• _TASK DESCRIPTION_: Retype the whole listing below, character for character.
——
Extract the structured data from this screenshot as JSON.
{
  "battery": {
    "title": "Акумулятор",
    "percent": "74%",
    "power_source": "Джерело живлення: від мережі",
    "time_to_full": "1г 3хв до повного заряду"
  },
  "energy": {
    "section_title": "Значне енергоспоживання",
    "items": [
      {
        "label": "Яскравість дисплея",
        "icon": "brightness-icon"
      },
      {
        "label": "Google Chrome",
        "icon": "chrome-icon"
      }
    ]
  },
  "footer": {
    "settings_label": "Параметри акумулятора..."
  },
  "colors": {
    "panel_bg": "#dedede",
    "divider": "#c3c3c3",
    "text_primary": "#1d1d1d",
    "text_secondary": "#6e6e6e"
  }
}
——
• _WRITTEN REPLY_:
Extract the structured data from this screenshot as JSON.
{
  "battery": {
    "title": "Акумулятор",
    "percent": "74%",
    "power_source": "Джерело живлення: від мережі",
    "time_to_full": "1г 3хв до повного заряду"
  },
  "energy": {
    "section_title": "Значне енергоспоживання",
    "items": [
      {
        "label": "Яскравість дисплея",
        "icon": "brightness-icon"
      },
      {
        "label": "Google Chrome",
        "icon": "chrome-icon"
      }
    ]
  },
  "footer": {
    "settings_label": "Параметри акумулятора..."
  },
  "colors": {
    "panel_bg": "#dedede",
    "divider": "#c3c3c3",
    "text_primary": "#1d1d1d",
    "text_secondary": "#6e6e6e"
  }
}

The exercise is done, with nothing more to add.